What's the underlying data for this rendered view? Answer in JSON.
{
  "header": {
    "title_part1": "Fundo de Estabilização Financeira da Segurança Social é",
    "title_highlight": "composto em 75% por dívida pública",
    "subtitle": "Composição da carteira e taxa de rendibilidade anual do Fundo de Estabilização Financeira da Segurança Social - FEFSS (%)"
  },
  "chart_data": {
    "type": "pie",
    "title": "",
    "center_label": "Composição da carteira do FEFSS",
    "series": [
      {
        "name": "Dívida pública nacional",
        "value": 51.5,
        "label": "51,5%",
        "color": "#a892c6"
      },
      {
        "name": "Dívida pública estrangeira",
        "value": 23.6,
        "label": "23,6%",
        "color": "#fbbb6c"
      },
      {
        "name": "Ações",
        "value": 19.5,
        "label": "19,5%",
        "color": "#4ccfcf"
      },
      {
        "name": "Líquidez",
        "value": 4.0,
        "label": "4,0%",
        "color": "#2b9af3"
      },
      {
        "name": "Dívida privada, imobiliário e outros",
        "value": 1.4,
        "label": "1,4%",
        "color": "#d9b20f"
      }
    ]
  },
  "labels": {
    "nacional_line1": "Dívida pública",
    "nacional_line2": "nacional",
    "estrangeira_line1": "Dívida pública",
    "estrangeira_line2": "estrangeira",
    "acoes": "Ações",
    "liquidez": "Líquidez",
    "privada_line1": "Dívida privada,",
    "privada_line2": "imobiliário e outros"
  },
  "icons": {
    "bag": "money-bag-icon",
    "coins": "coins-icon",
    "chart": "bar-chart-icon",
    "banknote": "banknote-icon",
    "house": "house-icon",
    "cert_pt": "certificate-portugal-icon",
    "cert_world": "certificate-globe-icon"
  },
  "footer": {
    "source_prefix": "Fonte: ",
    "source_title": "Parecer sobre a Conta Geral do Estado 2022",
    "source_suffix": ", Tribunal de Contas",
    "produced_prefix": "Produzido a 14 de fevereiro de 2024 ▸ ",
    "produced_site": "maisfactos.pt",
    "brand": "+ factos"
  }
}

WHAT IS REQUIRED:
Write the whole listing out again. Keep every line exactly as it is.

CORRECT RESPONSE:
What's the underlying data for this rendered view? Answer in JSON.
{
  "header": {
    "title_part1": "Fundo de Estabilização Financeira da Segurança Social é",
    "title_highlight": "composto em 75% por dívida pública",
    "subtitle": "Composição da carteira e taxa de rendibilidade anual do Fundo de Estabilização Financeira da Segurança Social - FEFSS (%)"
  },
  "chart_data": {
    "type": "pie",
    "title": "",
    "center_label": "Composição da carteira do FEFSS",
    "series": [
      {
        "name": "Dívida pública nacional",
        "value": 51.5,
        "label": "51,5%",
        "color": "#a892c6"
      },
      {
        "name": "Dívida pública estrangeira",
        "value": 23.6,
        "label": "23,6%",
        "color": "#fbbb6c"
      },
      {
        "name": "Ações",
        "value": 19.5,
        "label": "19,5%",
        "color": "#4ccfcf"
      },
      {
        "name": "Líquidez",
        "value": 4.0,
        "label": "4,0%",
        "color": "#2b9af3"
      },
      {
        "name": "Dívida privada, imobiliário e outros",
        "value": 1.4,
        "label": "1,4%",
        "color": "#d9b20f"
      }
    ]
  },
  "labels": {
    "nacional_line1": "Dívida pública",
    "nacional_line2": "nacional",
    "estrangeira_line1": "Dívida pública",
    "estrangeira_line2": "estrangeira",
    "acoes": "Ações",
    "liquidez": "Líquidez",
    "privada_line1": "Dívida privada,",
    "privada_line2": "imobiliário e outros"
  },
  "icons": {
    "bag": "money-bag-icon",
    "coins": "coins-icon",
    "chart": "bar-chart-icon",
    "banknote": "banknote-icon",
    "house": "house-icon",
    "cert_pt": "certificate-portugal-icon",
    "cert_world": "certificate-globe-icon"
  },
  "footer": {
    "source_prefix": "Fonte: ",
    "source_title": "Parecer sobre a Conta Geral do Estado 2022",
    "source_suffix": ", Tribunal de Contas",
    "produced_prefix": "Produzido a 14 de fevereiro de 2024 ▸ ",
    "produced_site": "maisfactos.pt",
    "brand": "+ factos"
  }
}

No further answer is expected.